Extract each line of the data and write it out again exactly.
##### The data #####
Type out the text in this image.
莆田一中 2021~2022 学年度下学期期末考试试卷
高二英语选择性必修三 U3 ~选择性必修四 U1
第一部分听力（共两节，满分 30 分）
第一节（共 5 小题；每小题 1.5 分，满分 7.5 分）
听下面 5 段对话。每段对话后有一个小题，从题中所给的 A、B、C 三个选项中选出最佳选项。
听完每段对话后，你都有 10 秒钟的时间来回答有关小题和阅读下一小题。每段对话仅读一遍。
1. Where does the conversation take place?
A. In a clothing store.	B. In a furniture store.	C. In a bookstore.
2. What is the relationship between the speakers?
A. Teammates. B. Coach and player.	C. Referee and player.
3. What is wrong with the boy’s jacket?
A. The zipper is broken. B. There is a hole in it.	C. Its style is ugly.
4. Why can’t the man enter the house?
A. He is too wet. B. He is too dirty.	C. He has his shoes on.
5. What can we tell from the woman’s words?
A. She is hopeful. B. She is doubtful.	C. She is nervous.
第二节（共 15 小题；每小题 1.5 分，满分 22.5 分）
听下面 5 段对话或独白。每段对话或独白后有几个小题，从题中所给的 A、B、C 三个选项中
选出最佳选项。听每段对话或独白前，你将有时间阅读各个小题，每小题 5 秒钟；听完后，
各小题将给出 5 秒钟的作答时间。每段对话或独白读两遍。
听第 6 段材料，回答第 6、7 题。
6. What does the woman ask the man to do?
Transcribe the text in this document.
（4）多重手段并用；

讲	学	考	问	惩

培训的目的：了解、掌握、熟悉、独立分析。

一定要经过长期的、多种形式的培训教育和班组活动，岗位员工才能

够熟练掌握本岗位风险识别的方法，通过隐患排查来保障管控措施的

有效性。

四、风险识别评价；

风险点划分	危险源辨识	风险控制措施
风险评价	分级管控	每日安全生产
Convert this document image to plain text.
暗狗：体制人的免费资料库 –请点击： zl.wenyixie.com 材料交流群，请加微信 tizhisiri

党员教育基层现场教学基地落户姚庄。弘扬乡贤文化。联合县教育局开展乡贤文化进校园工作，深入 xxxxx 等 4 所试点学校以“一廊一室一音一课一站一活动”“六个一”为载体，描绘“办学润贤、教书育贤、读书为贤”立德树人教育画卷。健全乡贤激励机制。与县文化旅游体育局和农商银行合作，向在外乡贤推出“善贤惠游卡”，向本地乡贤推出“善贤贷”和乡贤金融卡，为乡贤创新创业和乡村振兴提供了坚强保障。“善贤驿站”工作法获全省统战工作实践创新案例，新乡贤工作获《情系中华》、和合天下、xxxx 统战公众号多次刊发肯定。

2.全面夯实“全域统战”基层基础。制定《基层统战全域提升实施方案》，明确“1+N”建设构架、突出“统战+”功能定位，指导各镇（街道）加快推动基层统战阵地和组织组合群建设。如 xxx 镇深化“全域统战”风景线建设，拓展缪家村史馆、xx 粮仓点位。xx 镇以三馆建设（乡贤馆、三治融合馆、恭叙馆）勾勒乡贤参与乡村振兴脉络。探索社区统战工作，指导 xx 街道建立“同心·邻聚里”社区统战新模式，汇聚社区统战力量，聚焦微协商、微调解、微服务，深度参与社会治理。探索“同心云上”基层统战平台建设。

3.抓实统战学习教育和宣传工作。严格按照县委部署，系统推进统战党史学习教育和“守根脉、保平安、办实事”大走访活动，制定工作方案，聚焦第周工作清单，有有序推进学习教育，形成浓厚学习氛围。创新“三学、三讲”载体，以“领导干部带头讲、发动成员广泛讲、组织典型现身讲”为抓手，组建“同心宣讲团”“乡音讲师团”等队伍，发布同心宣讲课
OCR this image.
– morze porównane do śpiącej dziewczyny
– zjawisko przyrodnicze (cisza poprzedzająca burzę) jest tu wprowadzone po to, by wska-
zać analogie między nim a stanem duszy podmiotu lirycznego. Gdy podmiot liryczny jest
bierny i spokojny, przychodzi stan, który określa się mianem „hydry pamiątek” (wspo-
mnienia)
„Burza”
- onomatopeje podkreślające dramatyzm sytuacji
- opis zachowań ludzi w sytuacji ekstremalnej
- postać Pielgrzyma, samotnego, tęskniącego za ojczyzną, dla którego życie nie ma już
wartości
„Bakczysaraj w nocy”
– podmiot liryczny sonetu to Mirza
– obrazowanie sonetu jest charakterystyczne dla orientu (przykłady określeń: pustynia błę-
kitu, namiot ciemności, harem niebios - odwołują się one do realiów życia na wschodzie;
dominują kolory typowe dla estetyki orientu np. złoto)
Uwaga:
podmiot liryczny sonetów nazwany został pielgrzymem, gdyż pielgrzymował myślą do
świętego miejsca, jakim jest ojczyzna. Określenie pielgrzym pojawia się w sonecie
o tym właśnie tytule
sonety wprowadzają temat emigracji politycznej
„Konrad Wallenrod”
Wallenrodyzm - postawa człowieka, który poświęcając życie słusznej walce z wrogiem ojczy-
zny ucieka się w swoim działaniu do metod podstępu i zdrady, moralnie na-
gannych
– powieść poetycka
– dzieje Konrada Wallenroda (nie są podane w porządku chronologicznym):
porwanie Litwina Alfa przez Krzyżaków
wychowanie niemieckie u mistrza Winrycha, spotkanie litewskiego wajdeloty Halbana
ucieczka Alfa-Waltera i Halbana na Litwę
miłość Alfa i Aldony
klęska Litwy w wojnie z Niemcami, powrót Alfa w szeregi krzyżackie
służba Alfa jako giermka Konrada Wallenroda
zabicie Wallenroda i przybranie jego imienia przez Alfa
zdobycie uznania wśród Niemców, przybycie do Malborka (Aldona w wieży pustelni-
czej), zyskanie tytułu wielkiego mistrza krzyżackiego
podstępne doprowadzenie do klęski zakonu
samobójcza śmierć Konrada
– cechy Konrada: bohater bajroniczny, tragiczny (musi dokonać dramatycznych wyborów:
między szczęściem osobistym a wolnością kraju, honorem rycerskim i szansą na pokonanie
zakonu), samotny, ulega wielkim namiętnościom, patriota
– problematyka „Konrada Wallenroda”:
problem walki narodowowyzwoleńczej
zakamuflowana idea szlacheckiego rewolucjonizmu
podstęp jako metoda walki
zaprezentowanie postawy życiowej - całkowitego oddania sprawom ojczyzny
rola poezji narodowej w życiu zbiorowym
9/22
#####
Task response –
Type out the text in this image.
莆田一中 2021~2022 学年度下学期期末考试试卷
高二英语选择性必修三 U3 ~选择性必修四 U1
第一部分听力（共两节，满分 30 分）
第一节（共 5 小题；每小题 1.5 分，满分 7.5 分）
听下面 5 段对话。每段对话后有一个小题，从题中所给的 A、B、C 三个选项中选出最佳选项。
听完每段对话后，你都有 10 秒钟的时间来回答有关小题和阅读下一小题。每段对话仅读一遍。
1. Where does the conversation take place?
A. In a clothing store.	B. In a furniture store.	C. In a bookstore.
2. What is the relationship between the speakers?
A. Teammates. B. Coach and player.	C. Referee and player.
3. What is wrong with the boy’s jacket?
A. The zipper is broken. B. There is a hole in it.	C. Its style is ugly.
4. Why can’t the man enter the house?
A. He is too wet. B. He is too dirty.	C. He has his shoes on.
5. What can we tell from the woman’s words?
A. She is hopeful. B. She is doubtful.	C. She is nervous.
第二节（共 15 小题；每小题 1.5 分，满分 22.5 分）
听下面 5 段对话或独白。每段对话或独白后有几个小题，从题中所给的 A、B、C 三个选项中
选出最佳选项。听每段对话或独白前，你将有时间阅读各个小题，每小题 5 秒钟；听完后，
各小题将给出 5 秒钟的作答时间。每段对话或独白读两遍。
听第 6 段材料，回答第 6、7 题。
6. What does the woman ask the man to do?
Transcribe the text in this document.
（4）多重手段并用；

讲	学	考	问	惩

培训的目的：了解、掌握、熟悉、独立分析。

一定要经过长期的、多种形式的培训教育和班组活动，岗位员工才能

够熟练掌握本岗位风险识别的方法，通过隐患排查来保障管控措施的

有效性。

四、风险识别评价；

风险点划分	危险源辨识	风险控制措施
风险评价	分级管控	每日安全生产
Convert this document image to plain text.
暗狗：体制人的免费资料库 –请点击： zl.wenyixie.com 材料交流群，请加微信 tizhisiri

党员教育基层现场教学基地落户姚庄。弘扬乡贤文化。联合县教育局开展乡贤文化进校园工作，深入 xxxxx 等 4 所试点学校以“一廊一室一音一课一站一活动”“六个一”为载体，描绘“办学润贤、教书育贤、读书为贤”立德树人教育画卷。健全乡贤激励机制。与县文化旅游体育局和农商银行合作，向在外乡贤推出“善贤惠游卡”，向本地乡贤推出“善贤贷”和乡贤金融卡，为乡贤创新创业和乡村振兴提供了坚强保障。“善贤驿站”工作法获全省统战工作实践创新案例，新乡贤工作获《情系中华》、和合天下、xxxx 统战公众号多次刊发肯定。

2.全面夯实“全域统战”基层基础。制定《基层统战全域提升实施方案》，明确“1+N”建设构架、突出“统战+”功能定位，指导各镇（街道）加快推动基层统战阵地和组织组合群建设。如 xxx 镇深化“全域统战”风景线建设，拓展缪家村史馆、xx 粮仓点位。xx 镇以三馆建设（乡贤馆、三治融合馆、恭叙馆）勾勒乡贤参与乡村振兴脉络。探索社区统战工作，指导 xx 街道建立“同心·邻聚里”社区统战新模式，汇聚社区统战力量，聚焦微协商、微调解、微服务，深度参与社会治理。探索“同心云上”基层统战平台建设。

3.抓实统战学习教育和宣传工作。严格按照县委部署，系统推进统战党史学习教育和“守根脉、保平安、办实事”大走访活动，制定工作方案，聚焦第周工作清单，有有序推进学习教育，形成浓厚学习氛围。创新“三学、三讲”载体，以“领导干部带头讲、发动成员广泛讲、组织典型现身讲”为抓手，组建“同心宣讲团”“乡音讲师团”等队伍，发布同心宣讲课
OCR this image.
– morze porównane do śpiącej dziewczyny
– zjawisko przyrodnicze (cisza poprzedzająca burzę) jest tu wprowadzone po to, by wska-
zać analogie między nim a stanem duszy podmiotu lirycznego. Gdy podmiot liryczny jest
bierny i spokojny, przychodzi stan, który określa się mianem „hydry pamiątek” (wspo-
mnienia)
„Burza”
- onomatopeje podkreślające dramatyzm sytuacji
- opis zachowań ludzi w sytuacji ekstremalnej
- postać Pielgrzyma, samotnego, tęskniącego za ojczyzną, dla którego życie nie ma już
wartości
„Bakczysaraj w nocy”
– podmiot liryczny sonetu to Mirza
– obrazowanie sonetu jest charakterystyczne dla orientu (przykłady określeń: pustynia błę-
kitu, namiot ciemności, harem niebios - odwołują się one do realiów życia na wschodzie;
dominują kolory typowe dla estetyki orientu np. złoto)
Uwaga:
podmiot liryczny sonetów nazwany został pielgrzymem, gdyż pielgrzymował myślą do
świętego miejsca, jakim jest ojczyzna. Określenie pielgrzym pojawia się w sonecie
o tym właśnie tytule
sonety wprowadzają temat emigracji politycznej
„Konrad Wallenrod”
Wallenrodyzm - postawa człowieka, który poświęcając życie słusznej walce z wrogiem ojczy-
zny ucieka się w swoim działaniu do metod podstępu i zdrady, moralnie na-
gannych
– powieść poetycka
– dzieje Konrada Wallenroda (nie są podane w porządku chronologicznym):
porwanie Litwina Alfa przez Krzyżaków
wychowanie niemieckie u mistrza Winrycha, spotkanie litewskiego wajdeloty Halbana
ucieczka Alfa-Waltera i Halbana na Litwę
miłość Alfa i Aldony
klęska Litwy w wojnie z Niemcami, powrót Alfa w szeregi krzyżackie
służba Alfa jako giermka Konrada Wallenroda
zabicie Wallenroda i przybranie jego imienia przez Alfa
zdobycie uznania wśród Niemców, przybycie do Malborka (Aldona w wieży pustelni-
czej), zyskanie tytułu wielkiego mistrza krzyżackiego
podstępne doprowadzenie do klęski zakonu
samobójcza śmierć Konrada
– cechy Konrada: bohater bajroniczny, tragiczny (musi dokonać dramatycznych wyborów:
między szczęściem osobistym a wolnością kraju, honorem rycerskim i szansą na pokonanie
zakonu), samotny, ulega wielkim namiętnościom, patriota
– problematyka „Konrada Wallenroda”:
problem walki narodowowyzwoleńczej
zakamuflowana idea szlacheckiego rewolucjonizmu
podstęp jako metoda walki
zaprezentowanie postawy życiowej - całkowitego oddania sprawom ojczyzny
rola poezji narodowej w życiu zbiorowym
9/22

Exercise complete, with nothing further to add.